Data items:
-- BEGIN --

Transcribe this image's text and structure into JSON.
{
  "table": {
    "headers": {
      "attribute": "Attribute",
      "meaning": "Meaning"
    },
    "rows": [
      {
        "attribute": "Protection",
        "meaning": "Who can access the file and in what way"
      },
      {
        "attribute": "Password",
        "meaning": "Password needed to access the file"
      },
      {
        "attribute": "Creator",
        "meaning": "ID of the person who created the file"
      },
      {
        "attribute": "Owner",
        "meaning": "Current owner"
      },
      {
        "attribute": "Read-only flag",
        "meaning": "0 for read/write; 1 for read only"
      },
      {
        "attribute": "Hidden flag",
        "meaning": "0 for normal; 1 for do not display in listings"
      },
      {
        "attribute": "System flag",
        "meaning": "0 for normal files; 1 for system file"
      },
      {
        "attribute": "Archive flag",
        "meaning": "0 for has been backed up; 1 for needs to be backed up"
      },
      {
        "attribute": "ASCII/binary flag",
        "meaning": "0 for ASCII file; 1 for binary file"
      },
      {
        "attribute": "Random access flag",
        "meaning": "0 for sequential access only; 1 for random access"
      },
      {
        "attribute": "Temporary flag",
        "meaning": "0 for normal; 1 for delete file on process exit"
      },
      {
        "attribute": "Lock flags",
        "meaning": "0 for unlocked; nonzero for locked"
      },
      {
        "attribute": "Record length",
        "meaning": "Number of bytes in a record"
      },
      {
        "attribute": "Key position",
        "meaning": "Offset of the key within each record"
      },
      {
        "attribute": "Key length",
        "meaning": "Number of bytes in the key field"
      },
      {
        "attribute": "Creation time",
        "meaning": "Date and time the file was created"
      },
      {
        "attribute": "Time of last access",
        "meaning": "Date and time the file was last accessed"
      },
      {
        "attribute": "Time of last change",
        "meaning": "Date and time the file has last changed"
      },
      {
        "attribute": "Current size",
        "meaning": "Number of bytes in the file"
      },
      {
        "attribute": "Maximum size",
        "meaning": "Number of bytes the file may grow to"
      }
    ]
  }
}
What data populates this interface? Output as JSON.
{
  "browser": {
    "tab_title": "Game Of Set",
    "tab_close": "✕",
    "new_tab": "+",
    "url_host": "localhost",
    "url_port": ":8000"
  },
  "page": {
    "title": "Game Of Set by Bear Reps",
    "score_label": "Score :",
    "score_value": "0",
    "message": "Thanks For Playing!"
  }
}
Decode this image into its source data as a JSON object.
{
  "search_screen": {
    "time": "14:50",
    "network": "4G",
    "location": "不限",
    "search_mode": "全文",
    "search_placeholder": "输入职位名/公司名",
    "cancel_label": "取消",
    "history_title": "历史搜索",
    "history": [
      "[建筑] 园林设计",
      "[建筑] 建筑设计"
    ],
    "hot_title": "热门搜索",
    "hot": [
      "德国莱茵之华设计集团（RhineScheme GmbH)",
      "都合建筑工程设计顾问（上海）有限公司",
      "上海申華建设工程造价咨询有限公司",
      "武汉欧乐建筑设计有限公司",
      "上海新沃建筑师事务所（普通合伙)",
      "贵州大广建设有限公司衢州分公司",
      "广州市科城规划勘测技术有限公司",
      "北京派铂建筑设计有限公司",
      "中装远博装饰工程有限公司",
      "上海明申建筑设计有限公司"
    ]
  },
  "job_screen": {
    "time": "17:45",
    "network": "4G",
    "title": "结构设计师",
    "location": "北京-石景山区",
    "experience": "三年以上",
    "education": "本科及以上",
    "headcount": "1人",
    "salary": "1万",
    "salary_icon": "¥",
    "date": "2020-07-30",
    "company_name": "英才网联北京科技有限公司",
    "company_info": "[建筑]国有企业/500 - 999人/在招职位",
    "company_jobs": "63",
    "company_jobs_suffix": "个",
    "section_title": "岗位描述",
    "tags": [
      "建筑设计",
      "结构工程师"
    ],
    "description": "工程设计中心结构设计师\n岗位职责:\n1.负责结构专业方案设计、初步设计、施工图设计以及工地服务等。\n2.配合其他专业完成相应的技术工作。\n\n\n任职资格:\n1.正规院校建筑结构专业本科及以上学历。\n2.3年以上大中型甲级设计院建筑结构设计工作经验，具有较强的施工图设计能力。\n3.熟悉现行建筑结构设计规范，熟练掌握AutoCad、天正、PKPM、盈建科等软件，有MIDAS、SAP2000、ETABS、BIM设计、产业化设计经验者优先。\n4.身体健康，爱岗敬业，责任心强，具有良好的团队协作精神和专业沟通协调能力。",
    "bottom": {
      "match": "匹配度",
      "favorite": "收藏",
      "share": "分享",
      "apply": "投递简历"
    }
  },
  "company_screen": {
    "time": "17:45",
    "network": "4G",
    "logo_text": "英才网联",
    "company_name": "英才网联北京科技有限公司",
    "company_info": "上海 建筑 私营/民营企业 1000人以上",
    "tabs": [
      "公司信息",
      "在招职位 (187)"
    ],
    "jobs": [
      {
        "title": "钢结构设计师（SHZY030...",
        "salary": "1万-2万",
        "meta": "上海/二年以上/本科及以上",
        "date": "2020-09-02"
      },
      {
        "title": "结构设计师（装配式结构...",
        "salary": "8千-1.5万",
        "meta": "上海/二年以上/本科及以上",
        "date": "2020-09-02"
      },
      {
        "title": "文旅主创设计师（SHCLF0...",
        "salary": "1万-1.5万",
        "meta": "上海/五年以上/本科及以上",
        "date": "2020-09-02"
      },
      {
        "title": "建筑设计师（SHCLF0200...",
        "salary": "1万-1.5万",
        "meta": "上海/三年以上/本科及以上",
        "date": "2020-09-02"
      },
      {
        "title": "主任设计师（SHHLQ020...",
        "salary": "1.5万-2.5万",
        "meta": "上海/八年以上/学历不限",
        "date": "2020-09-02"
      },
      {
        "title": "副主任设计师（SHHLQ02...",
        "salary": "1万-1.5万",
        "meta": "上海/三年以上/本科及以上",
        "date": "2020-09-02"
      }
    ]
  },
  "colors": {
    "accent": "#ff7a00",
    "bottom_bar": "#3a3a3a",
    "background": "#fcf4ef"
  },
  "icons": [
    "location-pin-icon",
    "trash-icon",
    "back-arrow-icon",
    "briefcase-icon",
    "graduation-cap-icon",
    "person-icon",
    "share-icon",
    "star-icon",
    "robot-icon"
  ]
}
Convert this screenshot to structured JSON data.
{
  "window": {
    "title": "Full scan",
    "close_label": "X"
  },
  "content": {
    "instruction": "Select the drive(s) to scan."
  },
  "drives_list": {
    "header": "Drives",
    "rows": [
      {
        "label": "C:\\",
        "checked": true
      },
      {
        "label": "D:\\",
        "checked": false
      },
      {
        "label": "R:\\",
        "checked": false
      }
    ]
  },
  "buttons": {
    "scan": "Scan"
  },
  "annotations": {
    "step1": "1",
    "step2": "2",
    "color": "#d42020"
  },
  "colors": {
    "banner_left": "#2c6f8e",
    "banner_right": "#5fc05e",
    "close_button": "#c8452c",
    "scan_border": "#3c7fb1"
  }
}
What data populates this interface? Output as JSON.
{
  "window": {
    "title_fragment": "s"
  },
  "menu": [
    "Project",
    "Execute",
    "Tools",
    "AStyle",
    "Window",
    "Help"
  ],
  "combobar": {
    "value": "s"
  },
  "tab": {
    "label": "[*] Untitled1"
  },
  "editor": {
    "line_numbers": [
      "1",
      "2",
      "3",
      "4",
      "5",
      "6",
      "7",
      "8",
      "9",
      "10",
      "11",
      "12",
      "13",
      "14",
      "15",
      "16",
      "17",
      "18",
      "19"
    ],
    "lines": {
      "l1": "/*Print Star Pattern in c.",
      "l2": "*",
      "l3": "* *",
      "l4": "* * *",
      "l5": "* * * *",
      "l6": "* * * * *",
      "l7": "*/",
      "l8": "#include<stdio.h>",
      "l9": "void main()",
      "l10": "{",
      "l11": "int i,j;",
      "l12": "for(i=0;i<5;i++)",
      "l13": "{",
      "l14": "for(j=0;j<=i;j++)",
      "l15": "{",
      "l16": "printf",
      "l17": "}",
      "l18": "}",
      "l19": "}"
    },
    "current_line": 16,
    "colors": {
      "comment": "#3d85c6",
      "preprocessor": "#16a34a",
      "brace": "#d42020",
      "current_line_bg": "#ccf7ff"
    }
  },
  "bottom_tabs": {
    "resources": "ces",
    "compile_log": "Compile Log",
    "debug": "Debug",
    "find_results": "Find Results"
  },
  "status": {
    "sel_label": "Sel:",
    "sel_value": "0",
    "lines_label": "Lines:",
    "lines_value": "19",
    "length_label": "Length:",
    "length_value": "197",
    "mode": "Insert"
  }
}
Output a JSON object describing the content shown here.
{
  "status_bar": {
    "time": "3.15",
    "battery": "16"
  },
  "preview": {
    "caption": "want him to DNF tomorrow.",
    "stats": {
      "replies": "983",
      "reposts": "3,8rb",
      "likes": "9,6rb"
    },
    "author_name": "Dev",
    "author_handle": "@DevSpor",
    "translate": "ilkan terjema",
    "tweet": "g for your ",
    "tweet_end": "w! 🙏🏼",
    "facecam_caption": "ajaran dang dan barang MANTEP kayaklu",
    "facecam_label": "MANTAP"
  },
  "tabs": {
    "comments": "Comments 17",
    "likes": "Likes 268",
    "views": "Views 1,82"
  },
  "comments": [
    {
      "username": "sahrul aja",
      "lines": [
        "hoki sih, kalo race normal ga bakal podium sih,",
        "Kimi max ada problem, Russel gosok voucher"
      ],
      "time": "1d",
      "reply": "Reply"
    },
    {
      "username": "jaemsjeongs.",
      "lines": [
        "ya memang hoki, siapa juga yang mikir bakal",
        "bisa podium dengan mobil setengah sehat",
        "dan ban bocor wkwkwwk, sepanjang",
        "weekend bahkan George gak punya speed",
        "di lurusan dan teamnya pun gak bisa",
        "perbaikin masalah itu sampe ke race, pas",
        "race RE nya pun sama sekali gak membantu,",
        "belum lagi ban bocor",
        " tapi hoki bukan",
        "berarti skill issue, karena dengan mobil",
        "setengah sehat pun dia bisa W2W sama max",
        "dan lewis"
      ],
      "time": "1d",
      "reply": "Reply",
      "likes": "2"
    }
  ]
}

-- END --

Pick every line with "this" in it and copy it.

Transcribe this image's text and structure into JSON.
What data populates this interface? Output as JSON.
Decode this image into its source data as a JSON object.
Convert this screenshot to structured JSON data.
What data populates this interface? Output as JSON.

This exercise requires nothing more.